### The exercise
In the entries that follow, how many lines contain the word "整体而言"? Answer with the number only.

Data excerpts:
• • •

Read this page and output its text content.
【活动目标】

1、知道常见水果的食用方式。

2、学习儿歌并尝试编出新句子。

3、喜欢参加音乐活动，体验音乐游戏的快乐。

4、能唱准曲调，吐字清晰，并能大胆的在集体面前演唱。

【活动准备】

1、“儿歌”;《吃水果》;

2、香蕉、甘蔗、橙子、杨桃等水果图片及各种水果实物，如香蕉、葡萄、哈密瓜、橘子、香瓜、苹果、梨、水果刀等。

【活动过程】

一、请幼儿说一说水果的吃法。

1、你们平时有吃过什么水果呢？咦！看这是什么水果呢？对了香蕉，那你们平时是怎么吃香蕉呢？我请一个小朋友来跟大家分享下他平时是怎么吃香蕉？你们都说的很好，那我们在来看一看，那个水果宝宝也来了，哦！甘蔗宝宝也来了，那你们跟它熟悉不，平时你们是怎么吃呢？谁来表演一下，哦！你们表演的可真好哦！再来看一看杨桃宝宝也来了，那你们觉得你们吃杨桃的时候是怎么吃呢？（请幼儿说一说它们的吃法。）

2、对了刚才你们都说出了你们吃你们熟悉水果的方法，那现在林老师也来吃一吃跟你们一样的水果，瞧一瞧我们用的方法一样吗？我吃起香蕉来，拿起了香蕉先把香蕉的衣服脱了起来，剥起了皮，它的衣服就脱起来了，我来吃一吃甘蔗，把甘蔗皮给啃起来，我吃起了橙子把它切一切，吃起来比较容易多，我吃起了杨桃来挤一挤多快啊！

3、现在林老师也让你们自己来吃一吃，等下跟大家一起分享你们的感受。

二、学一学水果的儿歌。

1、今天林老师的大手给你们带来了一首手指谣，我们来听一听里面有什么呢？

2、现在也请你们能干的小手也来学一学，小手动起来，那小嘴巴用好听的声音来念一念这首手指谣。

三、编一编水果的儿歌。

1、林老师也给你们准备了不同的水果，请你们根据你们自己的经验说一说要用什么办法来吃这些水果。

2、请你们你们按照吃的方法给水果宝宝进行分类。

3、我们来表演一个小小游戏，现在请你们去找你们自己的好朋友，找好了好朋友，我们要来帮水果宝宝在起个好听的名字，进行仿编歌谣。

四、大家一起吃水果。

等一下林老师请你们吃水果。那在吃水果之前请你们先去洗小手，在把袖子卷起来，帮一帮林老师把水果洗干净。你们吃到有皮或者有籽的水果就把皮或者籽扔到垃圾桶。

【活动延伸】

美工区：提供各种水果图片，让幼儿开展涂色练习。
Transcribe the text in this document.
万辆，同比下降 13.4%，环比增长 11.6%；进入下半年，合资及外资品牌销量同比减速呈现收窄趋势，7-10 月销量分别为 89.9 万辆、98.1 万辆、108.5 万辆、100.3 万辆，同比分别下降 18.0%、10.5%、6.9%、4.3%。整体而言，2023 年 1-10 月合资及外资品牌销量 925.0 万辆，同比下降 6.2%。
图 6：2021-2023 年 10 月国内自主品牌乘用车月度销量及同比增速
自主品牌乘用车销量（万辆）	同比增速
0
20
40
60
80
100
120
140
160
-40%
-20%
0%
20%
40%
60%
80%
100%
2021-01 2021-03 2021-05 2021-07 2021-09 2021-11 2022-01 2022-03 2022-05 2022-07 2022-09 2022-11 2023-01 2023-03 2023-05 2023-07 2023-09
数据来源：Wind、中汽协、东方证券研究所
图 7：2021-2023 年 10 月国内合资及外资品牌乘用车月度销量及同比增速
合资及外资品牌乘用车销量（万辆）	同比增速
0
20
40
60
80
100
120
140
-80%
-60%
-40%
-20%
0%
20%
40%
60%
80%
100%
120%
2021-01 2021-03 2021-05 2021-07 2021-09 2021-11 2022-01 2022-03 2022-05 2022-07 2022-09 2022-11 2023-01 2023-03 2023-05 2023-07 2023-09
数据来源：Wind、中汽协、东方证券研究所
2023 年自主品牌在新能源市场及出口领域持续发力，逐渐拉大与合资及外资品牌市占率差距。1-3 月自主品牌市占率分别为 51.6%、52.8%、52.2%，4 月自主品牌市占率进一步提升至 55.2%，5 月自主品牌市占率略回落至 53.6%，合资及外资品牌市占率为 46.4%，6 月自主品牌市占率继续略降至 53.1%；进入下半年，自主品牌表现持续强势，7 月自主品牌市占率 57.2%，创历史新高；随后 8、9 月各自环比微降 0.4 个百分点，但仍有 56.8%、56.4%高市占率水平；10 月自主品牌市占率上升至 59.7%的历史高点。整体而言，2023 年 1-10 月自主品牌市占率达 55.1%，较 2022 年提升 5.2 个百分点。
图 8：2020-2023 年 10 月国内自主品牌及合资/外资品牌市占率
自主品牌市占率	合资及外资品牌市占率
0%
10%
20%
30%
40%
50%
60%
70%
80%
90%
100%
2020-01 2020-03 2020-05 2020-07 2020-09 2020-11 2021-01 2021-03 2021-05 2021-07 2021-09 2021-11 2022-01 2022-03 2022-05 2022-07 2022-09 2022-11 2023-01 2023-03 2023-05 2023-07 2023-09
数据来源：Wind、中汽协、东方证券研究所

• • •

### Reply
2